• _TASK REQUIREMENTS_: From the records below, give the number of lines that contain the string "Vaccinationsrate", without any other text.
============================================================
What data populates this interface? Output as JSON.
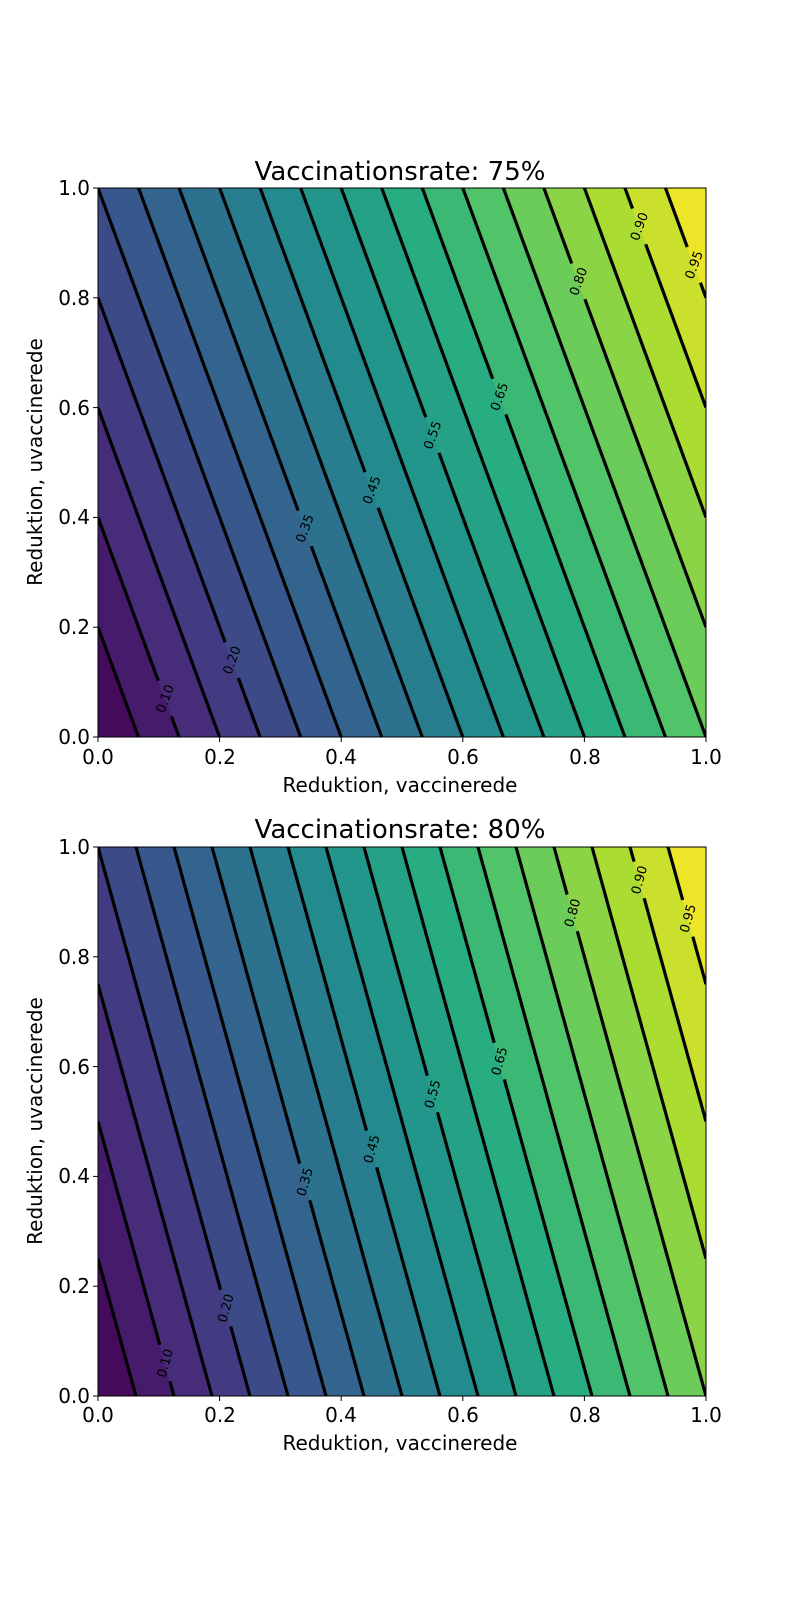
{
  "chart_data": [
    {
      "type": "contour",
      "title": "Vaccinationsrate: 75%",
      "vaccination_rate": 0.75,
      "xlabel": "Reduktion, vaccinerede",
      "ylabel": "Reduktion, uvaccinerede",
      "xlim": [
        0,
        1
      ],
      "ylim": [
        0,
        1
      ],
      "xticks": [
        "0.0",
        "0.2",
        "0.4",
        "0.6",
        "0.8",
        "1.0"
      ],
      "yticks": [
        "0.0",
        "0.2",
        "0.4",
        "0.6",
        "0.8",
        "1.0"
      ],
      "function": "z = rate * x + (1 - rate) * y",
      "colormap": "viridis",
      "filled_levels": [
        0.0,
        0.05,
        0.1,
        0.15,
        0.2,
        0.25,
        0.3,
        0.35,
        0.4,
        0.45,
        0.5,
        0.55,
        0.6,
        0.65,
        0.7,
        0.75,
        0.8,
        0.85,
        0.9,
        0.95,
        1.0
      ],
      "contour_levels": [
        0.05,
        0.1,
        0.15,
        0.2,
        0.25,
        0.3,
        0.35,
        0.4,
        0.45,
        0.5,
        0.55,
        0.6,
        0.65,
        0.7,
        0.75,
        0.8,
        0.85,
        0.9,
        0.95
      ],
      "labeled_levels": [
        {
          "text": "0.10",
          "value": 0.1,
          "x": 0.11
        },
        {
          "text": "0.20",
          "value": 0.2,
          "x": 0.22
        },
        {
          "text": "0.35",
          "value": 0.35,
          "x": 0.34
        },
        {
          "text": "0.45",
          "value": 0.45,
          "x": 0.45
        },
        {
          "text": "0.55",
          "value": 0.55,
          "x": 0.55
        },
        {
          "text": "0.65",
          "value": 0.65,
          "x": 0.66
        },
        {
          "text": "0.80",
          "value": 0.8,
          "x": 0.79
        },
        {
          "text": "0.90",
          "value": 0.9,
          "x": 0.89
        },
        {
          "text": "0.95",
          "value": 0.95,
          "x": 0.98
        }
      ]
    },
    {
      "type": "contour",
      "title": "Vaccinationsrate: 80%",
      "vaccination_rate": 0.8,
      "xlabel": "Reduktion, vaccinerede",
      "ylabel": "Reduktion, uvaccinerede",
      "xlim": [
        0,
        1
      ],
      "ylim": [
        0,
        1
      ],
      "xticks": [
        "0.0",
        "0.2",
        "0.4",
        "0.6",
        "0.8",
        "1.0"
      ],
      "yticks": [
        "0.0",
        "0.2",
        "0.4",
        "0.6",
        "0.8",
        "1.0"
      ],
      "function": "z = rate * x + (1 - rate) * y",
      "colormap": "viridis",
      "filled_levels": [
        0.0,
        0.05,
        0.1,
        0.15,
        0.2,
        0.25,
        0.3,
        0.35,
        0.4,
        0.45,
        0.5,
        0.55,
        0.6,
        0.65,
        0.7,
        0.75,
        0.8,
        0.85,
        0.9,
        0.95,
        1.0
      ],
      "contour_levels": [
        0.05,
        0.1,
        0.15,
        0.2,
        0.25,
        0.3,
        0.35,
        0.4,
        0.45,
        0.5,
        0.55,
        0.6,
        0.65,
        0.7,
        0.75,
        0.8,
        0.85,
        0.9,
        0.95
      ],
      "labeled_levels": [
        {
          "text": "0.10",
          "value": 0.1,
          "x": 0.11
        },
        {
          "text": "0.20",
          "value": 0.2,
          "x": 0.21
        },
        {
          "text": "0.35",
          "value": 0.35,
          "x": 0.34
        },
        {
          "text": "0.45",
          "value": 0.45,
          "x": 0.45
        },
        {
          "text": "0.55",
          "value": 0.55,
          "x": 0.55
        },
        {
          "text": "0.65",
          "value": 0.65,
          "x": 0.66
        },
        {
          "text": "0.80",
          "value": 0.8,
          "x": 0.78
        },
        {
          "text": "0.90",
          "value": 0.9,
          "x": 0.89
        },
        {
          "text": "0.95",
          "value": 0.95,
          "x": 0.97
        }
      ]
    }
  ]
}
============================================================
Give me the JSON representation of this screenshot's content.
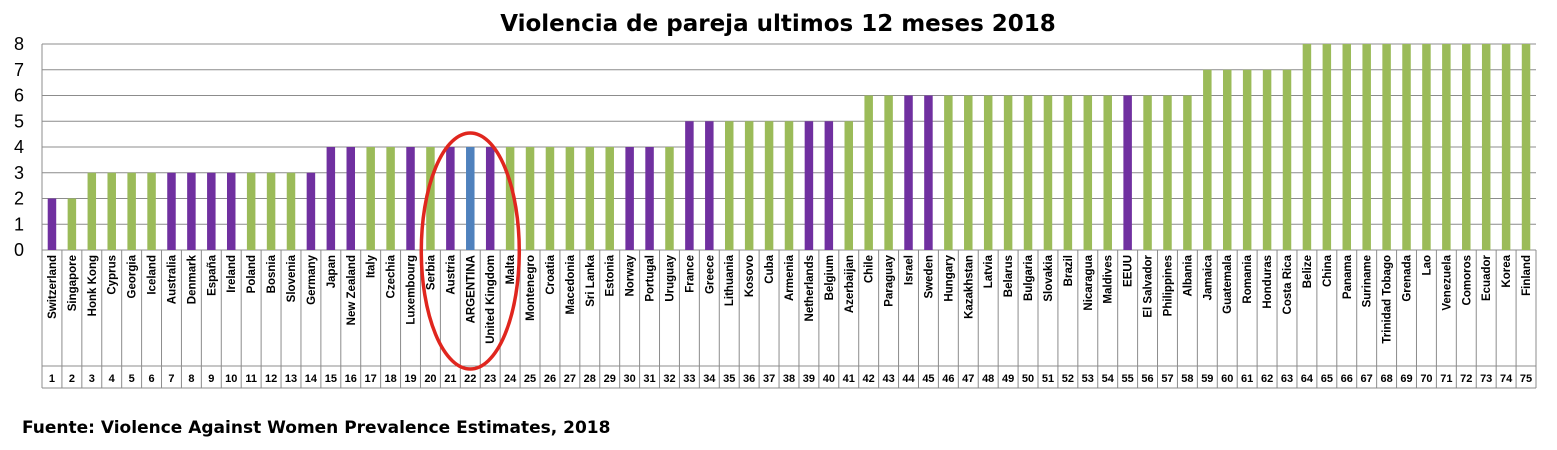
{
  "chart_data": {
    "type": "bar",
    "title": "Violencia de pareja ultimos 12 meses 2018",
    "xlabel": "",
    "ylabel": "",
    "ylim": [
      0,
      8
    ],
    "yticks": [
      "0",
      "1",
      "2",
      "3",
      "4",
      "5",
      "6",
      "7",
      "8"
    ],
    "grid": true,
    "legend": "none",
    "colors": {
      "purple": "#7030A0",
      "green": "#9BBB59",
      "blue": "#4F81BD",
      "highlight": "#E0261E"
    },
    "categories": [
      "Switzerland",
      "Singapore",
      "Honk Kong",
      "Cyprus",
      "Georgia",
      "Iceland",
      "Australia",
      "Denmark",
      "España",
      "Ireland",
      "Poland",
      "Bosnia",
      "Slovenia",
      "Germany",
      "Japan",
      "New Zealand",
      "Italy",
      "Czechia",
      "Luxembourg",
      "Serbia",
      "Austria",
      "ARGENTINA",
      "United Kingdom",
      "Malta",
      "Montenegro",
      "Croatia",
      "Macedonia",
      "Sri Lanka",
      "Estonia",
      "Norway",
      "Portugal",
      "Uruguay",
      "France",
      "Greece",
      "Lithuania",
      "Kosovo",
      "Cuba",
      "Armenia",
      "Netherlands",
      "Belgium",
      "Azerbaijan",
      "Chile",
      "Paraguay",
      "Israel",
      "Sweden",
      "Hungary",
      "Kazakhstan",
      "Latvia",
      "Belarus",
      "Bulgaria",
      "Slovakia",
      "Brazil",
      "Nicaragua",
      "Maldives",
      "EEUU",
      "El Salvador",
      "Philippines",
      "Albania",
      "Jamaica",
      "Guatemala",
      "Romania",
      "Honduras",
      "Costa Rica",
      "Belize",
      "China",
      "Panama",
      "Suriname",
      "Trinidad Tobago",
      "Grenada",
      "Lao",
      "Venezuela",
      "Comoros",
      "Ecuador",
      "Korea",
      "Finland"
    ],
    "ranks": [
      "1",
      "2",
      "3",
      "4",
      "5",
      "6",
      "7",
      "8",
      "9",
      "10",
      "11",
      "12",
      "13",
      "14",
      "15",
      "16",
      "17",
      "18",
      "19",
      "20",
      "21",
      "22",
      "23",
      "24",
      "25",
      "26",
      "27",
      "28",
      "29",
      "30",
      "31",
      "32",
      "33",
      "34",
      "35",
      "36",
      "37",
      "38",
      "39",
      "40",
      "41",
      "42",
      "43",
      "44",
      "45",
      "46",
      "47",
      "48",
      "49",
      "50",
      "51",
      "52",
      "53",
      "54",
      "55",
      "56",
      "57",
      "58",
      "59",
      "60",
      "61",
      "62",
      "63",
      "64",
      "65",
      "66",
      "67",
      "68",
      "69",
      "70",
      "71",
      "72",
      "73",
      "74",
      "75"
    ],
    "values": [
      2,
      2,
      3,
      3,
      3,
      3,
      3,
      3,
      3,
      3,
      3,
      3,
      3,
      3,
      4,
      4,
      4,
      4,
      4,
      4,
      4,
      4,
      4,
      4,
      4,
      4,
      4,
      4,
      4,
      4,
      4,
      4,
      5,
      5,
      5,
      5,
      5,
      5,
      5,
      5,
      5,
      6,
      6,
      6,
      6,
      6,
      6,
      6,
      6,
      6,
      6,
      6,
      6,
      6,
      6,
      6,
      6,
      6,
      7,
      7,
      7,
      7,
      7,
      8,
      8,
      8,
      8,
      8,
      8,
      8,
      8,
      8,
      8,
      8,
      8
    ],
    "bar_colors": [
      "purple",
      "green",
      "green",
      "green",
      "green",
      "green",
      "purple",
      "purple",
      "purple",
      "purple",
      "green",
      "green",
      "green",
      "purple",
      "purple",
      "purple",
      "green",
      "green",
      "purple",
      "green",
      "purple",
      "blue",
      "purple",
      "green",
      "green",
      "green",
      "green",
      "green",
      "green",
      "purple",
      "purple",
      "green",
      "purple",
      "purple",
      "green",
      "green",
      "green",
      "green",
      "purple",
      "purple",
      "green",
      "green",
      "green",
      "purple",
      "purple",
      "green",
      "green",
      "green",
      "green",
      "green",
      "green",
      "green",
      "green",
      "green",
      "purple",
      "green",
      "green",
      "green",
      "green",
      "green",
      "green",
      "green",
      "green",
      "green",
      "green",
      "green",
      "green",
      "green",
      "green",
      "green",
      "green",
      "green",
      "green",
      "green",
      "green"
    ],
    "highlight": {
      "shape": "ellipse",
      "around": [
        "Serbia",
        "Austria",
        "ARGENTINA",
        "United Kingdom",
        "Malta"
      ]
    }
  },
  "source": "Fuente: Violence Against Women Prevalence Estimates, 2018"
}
============================================================
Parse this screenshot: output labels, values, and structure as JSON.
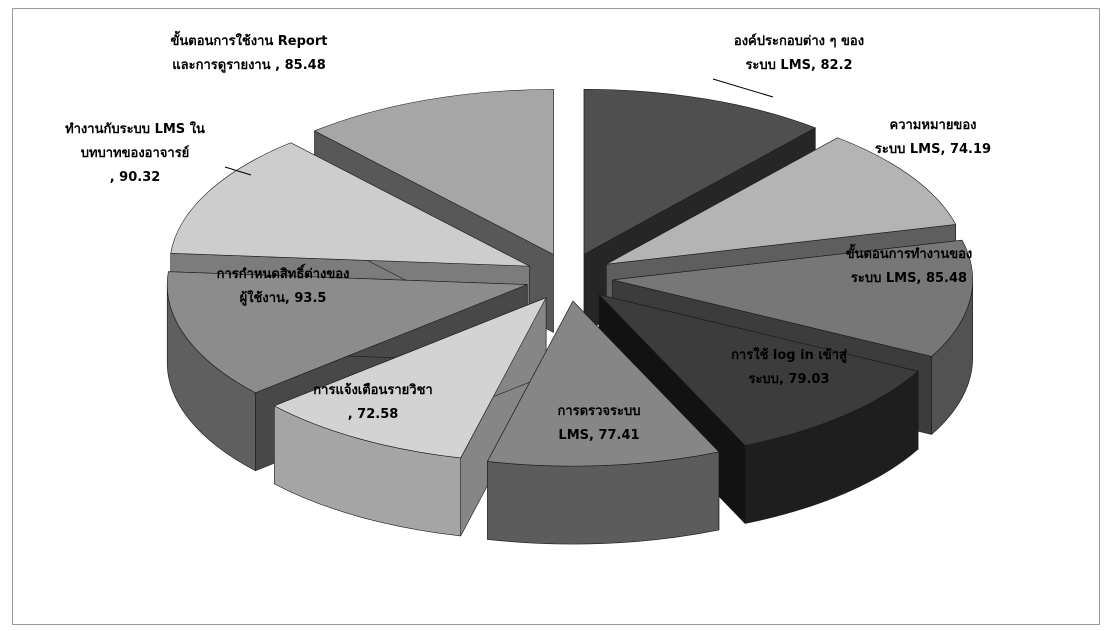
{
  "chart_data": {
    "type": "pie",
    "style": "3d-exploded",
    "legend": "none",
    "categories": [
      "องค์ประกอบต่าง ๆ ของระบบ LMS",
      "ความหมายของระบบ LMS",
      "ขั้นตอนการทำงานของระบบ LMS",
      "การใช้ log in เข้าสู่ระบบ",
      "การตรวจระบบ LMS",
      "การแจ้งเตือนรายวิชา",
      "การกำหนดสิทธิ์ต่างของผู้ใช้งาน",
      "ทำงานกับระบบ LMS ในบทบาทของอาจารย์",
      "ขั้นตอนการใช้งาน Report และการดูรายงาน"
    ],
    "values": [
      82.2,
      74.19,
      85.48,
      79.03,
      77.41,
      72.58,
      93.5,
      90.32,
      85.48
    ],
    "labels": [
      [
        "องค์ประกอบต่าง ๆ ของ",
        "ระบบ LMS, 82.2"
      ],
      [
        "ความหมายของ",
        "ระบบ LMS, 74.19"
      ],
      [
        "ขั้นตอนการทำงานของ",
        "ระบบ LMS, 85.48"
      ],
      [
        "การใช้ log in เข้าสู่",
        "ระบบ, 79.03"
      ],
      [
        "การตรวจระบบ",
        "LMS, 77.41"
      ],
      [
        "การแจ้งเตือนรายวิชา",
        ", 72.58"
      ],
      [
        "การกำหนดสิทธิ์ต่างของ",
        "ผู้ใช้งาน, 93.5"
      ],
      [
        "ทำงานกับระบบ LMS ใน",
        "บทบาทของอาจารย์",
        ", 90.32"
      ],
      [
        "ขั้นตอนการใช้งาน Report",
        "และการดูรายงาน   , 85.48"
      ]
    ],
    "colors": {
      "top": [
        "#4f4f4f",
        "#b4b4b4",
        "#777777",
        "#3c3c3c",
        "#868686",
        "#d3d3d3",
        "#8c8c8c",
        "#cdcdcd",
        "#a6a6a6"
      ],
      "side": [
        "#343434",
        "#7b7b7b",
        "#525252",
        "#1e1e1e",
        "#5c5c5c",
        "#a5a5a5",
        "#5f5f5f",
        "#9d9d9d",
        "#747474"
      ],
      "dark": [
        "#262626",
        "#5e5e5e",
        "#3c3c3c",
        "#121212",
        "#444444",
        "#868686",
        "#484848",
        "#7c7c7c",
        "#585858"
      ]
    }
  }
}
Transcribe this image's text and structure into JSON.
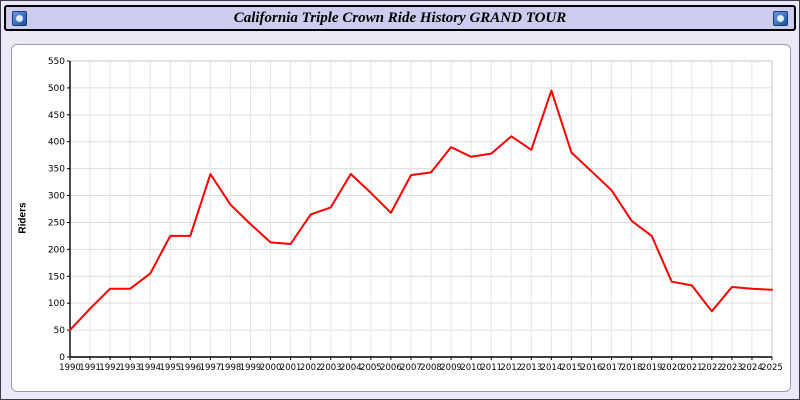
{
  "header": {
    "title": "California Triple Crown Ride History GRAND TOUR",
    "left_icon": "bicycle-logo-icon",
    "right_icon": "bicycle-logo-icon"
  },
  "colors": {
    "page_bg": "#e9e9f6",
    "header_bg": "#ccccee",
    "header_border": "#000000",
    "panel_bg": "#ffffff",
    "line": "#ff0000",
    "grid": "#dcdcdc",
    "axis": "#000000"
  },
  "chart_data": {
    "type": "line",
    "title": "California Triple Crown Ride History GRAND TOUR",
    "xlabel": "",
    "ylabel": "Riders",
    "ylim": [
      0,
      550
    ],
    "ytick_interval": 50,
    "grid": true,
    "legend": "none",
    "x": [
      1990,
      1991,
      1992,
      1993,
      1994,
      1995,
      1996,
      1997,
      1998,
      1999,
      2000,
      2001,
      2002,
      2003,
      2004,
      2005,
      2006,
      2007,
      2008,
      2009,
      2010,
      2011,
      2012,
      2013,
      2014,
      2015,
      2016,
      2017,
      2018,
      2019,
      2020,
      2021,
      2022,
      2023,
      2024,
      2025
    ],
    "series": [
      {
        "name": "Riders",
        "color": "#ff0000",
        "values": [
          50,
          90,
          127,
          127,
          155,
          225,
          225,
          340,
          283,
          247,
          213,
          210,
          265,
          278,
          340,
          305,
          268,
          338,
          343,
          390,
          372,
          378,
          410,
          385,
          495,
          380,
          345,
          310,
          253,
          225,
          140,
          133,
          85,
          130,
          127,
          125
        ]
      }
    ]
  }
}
============================================================
• _OUTPUT FOR THIS TASK_: 2